- [Input rows]:
□ □ □
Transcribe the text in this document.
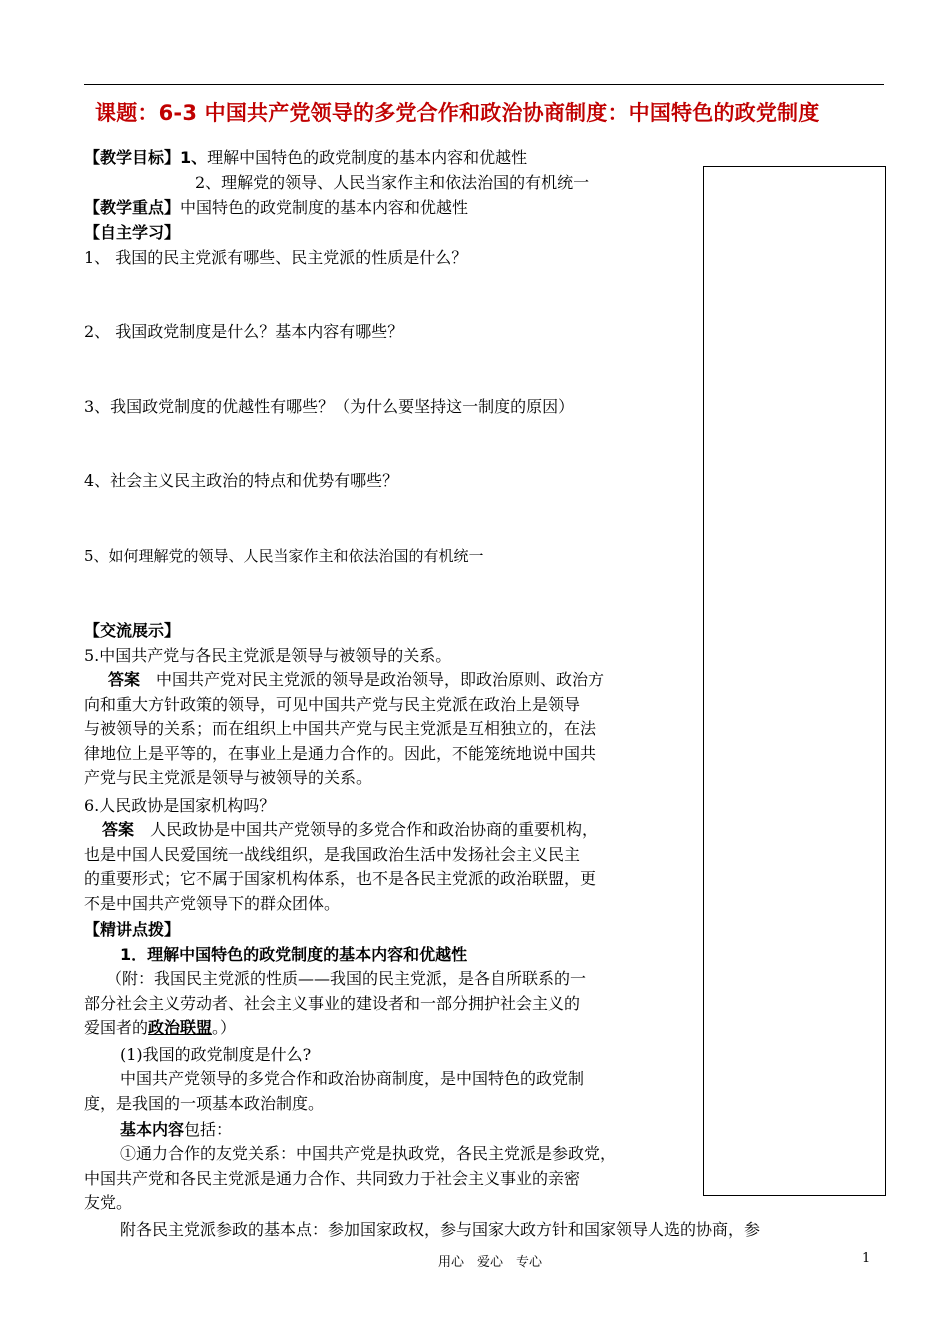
课题：6-3 中国共产党领导的多党合作和政治协商制度：中国特色的政党制度
【教学目标】1、理解中国特色的政党制度的基本内容和优越性
2、理解党的领导、人民当家作主和依法治国的有机统一
【教学重点】中国特色的政党制度的基本内容和优越性
【自主学习】
1、 我国的民主党派有哪些、民主党派的性质是什么？
2、 我国政党制度是什么？基本内容有哪些？
3、我国政党制度的优越性有哪些？（为什么要坚持这一制度的原因）
4、社会主义民主政治的特点和优势有哪些？
5、如何理解党的领导、人民当家作主和依法治国的有机统一
【交流展示】
5.中国共产党与各民主党派是领导与被领导的关系。
答案　 中国共产党对民主党派的领导是政治领导，即政治原则、政治方
向和重大方针政策的领导，可见中国共产党与民主党派在政治上是领导
与被领导的关系；而在组织上中国共产党与民主党派是互相独立的，在法
律地位上是平等的，在事业上是通力合作的。因此，不能笼统地说中国共
产党与民主党派是领导与被领导的关系。
6.人民政协是国家机构吗？
答案　 人民政协是中国共产党领导的多党合作和政治协商的重要机构，
也是中国人民爱国统一战线组织，是我国政治生活中发扬社会主义民主
的重要形式；它不属于国家机构体系，也不是各民主党派的政治联盟，更
不是中国共产党领导下的群众团体。
【精讲点拨】
1．理解中国特色的政党制度的基本内容和优越性
（附：我国民主党派的性质——我国的民主党派，是各自所联系的一
部分社会主义劳动者、社会主义事业的建设者和一部分拥护社会主义的
爱国者的政治联盟。）
(1)我国的政党制度是什么?
中国共产党领导的多党合作和政治协商制度，是中国特色的政党制
度，是我国的一项基本政治制度。
基本内容包括：
①通力合作的友党关系：中国共产党是执政党，各民主党派是参政党，
中国共产党和各民主党派是通力合作、共同致力于社会主义事业的亲密
友党。
附各民主党派参政的基本点：参加国家政权，参与国家大政方针和国家领导人选的协商，参
用心　爱心　专心	1
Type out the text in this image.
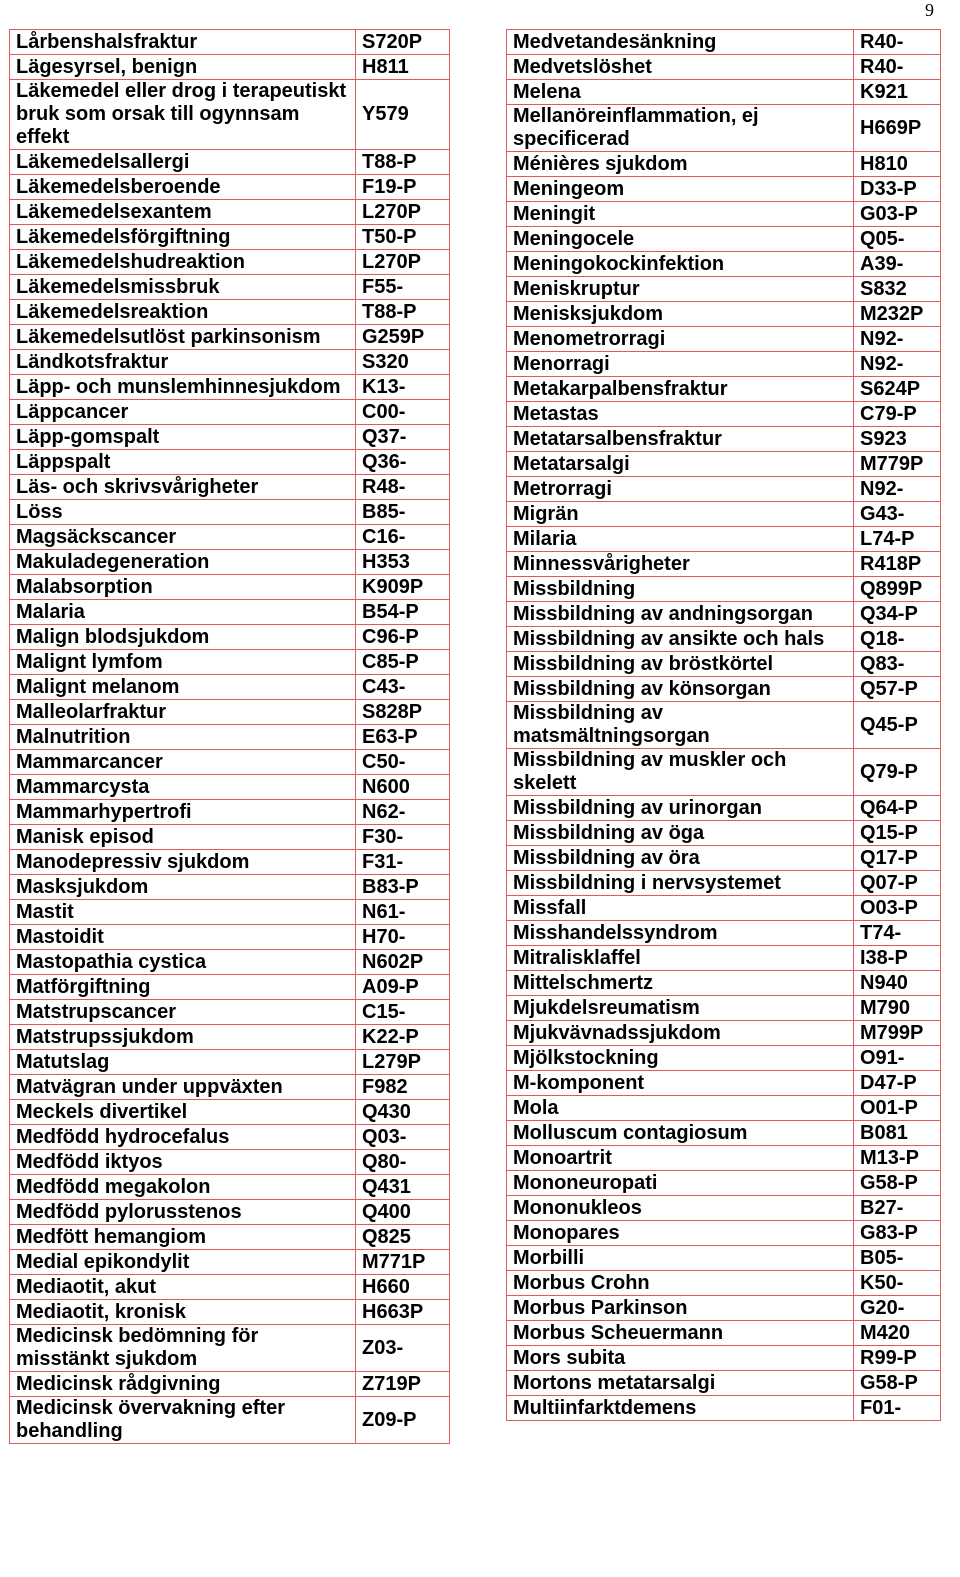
9
Lårbenshalsfraktur	S720P
Lägesyrsel, benign	H811
Läkemedel eller drog i terapeutiskt bruk som orsak till ogynnsam effekt	Y579
Läkemedelsallergi	T88-P
Läkemedelsberoende	F19-P
Läkemedelsexantem	L270P
Läkemedelsförgiftning	T50-P
Läkemedelshudreaktion	L270P
Läkemedelsmissbruk	F55-
Läkemedelsreaktion	T88-P
Läkemedelsutlöst parkinsonism	G259P
Ländkotsfraktur	S320
Läpp- och munslemhinnesjukdom	K13-
Läppcancer	C00-
Läpp-gomspalt	Q37-
Läppspalt	Q36-
Läs- och skrivsvårigheter	R48-
Löss	B85-
Magsäckscancer	C16-
Makuladegeneration	H353
Malabsorption	K909P
Malaria	B54-P
Malign blodsjukdom	C96-P
Malignt lymfom	C85-P
Malignt melanom	C43-
Malleolarfraktur	S828P
Malnutrition	E63-P
Mammarcancer	C50-
Mammarcysta	N600
Mammarhypertrofi	N62-
Manisk episod	F30-
Manodepressiv sjukdom	F31-
Masksjukdom	B83-P
Mastit	N61-
Mastoidit	H70-
Mastopathia cystica	N602P
Matförgiftning	A09-P
Matstrupscancer	C15-
Matstrupssjukdom	K22-P
Matutslag	L279P
Matvägran under uppväxten	F982
Meckels divertikel	Q430
Medfödd hydrocefalus	Q03-
Medfödd iktyos	Q80-
Medfödd megakolon	Q431
Medfödd pylorusstenos	Q400
Medfött hemangiom	Q825
Medial epikondylit	M771P
Mediaotit, akut	H660
Mediaotit, kronisk	H663P
Medicinsk bedömning för misstänkt sjukdom	Z03-
Medicinsk rådgivning	Z719P
Medicinsk övervakning efter behandling	Z09-P
Medvetandesänkning	R40-
Medvetslöshet	R40-
Melena	K921
Mellanöreinflammation, ej specificerad	H669P
Ménières sjukdom	H810
Meningeom	D33-P
Meningit	G03-P
Meningocele	Q05-
Meningokockinfektion	A39-
Meniskruptur	S832
Menisksjukdom	M232P
Menometrorragi	N92-
Menorragi	N92-
Metakarpalbensfraktur	S624P
Metastas	C79-P
Metatarsalbensfraktur	S923
Metatarsalgi	M779P
Metrorragi	N92-
Migrän	G43-
Milaria	L74-P
Minnessvårigheter	R418P
Missbildning	Q899P
Missbildning av andningsorgan	Q34-P
Missbildning av ansikte och hals	Q18-
Missbildning av bröstkörtel	Q83-
Missbildning av könsorgan	Q57-P
Missbildning av matsmältningsorgan	Q45-P
Missbildning av muskler och skelett	Q79-P
Missbildning av urinorgan	Q64-P
Missbildning av öga	Q15-P
Missbildning av öra	Q17-P
Missbildning i nervsystemet	Q07-P
Missfall	O03-P
Misshandelssyndrom	T74-
Mitralisklaffel	I38-P
Mittelschmertz	N940
Mjukdelsreumatism	M790
Mjukvävnadssjukdom	M799P
Mjölkstockning	O91-
M-komponent	D47-P
Mola	O01-P
Molluscum contagiosum	B081
Monoartrit	M13-P
Mononeuropati	G58-P
Mononukleos	B27-
Monopares	G83-P
Morbilli	B05-
Morbus Crohn	K50-
Morbus Parkinson	G20-
Morbus Scheuermann	M420
Mors subita	R99-P
Mortons metatarsalgi	G58-P
Multiinfarktdemens	F01-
□ □ □
Except for the pictures, reproduce every line exactly.

Transcribe the text in this document.
课题：6-3 中国共产党领导的多党合作和政治协商制度：中国特色的政党制度
【教学目标】1、理解中国特色的政党制度的基本内容和优越性
2、理解党的领导、人民当家作主和依法治国的有机统一
【教学重点】中国特色的政党制度的基本内容和优越性
【自主学习】
1、 我国的民主党派有哪些、民主党派的性质是什么？
2、 我国政党制度是什么？基本内容有哪些？
3、我国政党制度的优越性有哪些？（为什么要坚持这一制度的原因）
4、社会主义民主政治的特点和优势有哪些？
5、如何理解党的领导、人民当家作主和依法治国的有机统一
【交流展示】
5.中国共产党与各民主党派是领导与被领导的关系。
答案　 中国共产党对民主党派的领导是政治领导，即政治原则、政治方
向和重大方针政策的领导，可见中国共产党与民主党派在政治上是领导
与被领导的关系；而在组织上中国共产党与民主党派是互相独立的，在法
律地位上是平等的，在事业上是通力合作的。因此，不能笼统地说中国共
产党与民主党派是领导与被领导的关系。
6.人民政协是国家机构吗？
答案　 人民政协是中国共产党领导的多党合作和政治协商的重要机构，
也是中国人民爱国统一战线组织，是我国政治生活中发扬社会主义民主
的重要形式；它不属于国家机构体系，也不是各民主党派的政治联盟，更
不是中国共产党领导下的群众团体。
【精讲点拨】
1．理解中国特色的政党制度的基本内容和优越性
（附：我国民主党派的性质——我国的民主党派，是各自所联系的一
部分社会主义劳动者、社会主义事业的建设者和一部分拥护社会主义的
爱国者的政治联盟。）
(1)我国的政党制度是什么?
中国共产党领导的多党合作和政治协商制度，是中国特色的政党制
度，是我国的一项基本政治制度。
基本内容包括：
①通力合作的友党关系：中国共产党是执政党，各民主党派是参政党，
中国共产党和各民主党派是通力合作、共同致力于社会主义事业的亲密
友党。
附各民主党派参政的基本点：参加国家政权，参与国家大政方针和国家领导人选的协商，参
用心　爱心　专心	1
Type out the text in this image.
9
Lårbenshalsfraktur	S720P
Lägesyrsel, benign	H811
Läkemedel eller drog i terapeutiskt bruk som orsak till ogynnsam effekt	Y579
Läkemedelsallergi	T88-P
Läkemedelsberoende	F19-P
Läkemedelsexantem	L270P
Läkemedelsförgiftning	T50-P
Läkemedelshudreaktion	L270P
Läkemedelsmissbruk	F55-
Läkemedelsreaktion	T88-P
Läkemedelsutlöst parkinsonism	G259P
Ländkotsfraktur	S320
Läpp- och munslemhinnesjukdom	K13-
Läppcancer	C00-
Läpp-gomspalt	Q37-
Läppspalt	Q36-
Läs- och skrivsvårigheter	R48-
Löss	B85-
Magsäckscancer	C16-
Makuladegeneration	H353
Malabsorption	K909P
Malaria	B54-P
Malign blodsjukdom	C96-P
Malignt lymfom	C85-P
Malignt melanom	C43-
Malleolarfraktur	S828P
Malnutrition	E63-P
Mammarcancer	C50-
Mammarcysta	N600
Mammarhypertrofi	N62-
Manisk episod	F30-
Manodepressiv sjukdom	F31-
Masksjukdom	B83-P
Mastit	N61-
Mastoidit	H70-
Mastopathia cystica	N602P
Matförgiftning	A09-P
Matstrupscancer	C15-
Matstrupssjukdom	K22-P
Matutslag	L279P
Matvägran under uppväxten	F982
Meckels divertikel	Q430
Medfödd hydrocefalus	Q03-
Medfödd iktyos	Q80-
Medfödd megakolon	Q431
Medfödd pylorusstenos	Q400
Medfött hemangiom	Q825
Medial epikondylit	M771P
Mediaotit, akut	H660
Mediaotit, kronisk	H663P
Medicinsk bedömning för misstänkt sjukdom	Z03-
Medicinsk rådgivning	Z719P
Medicinsk övervakning efter behandling	Z09-P
Medvetandesänkning	R40-
Medvetslöshet	R40-
Melena	K921
Mellanöreinflammation, ej specificerad	H669P
Ménières sjukdom	H810
Meningeom	D33-P
Meningit	G03-P
Meningocele	Q05-
Meningokockinfektion	A39-
Meniskruptur	S832
Menisksjukdom	M232P
Menometrorragi	N92-
Menorragi	N92-
Metakarpalbensfraktur	S624P
Metastas	C79-P
Metatarsalbensfraktur	S923
Metatarsalgi	M779P
Metrorragi	N92-
Migrän	G43-
Milaria	L74-P
Minnessvårigheter	R418P
Missbildning	Q899P
Missbildning av andningsorgan	Q34-P
Missbildning av ansikte och hals	Q18-
Missbildning av bröstkörtel	Q83-
Missbildning av könsorgan	Q57-P
Missbildning av matsmältningsorgan	Q45-P
Missbildning av muskler och skelett	Q79-P
Missbildning av urinorgan	Q64-P
Missbildning av öga	Q15-P
Missbildning av öra	Q17-P
Missbildning i nervsystemet	Q07-P
Missfall	O03-P
Misshandelssyndrom	T74-
Mitralisklaffel	I38-P
Mittelschmertz	N940
Mjukdelsreumatism	M790
Mjukvävnadssjukdom	M799P
Mjölkstockning	O91-
M-komponent	D47-P
Mola	O01-P
Molluscum contagiosum	B081
Monoartrit	M13-P
Mononeuropati	G58-P
Mononukleos	B27-
Monopares	G83-P
Morbilli	B05-
Morbus Crohn	K50-
Morbus Parkinson	G20-
Morbus Scheuermann	M420
Mors subita	R99-P
Mortons metatarsalgi	G58-P
Multiinfarktdemens	F01-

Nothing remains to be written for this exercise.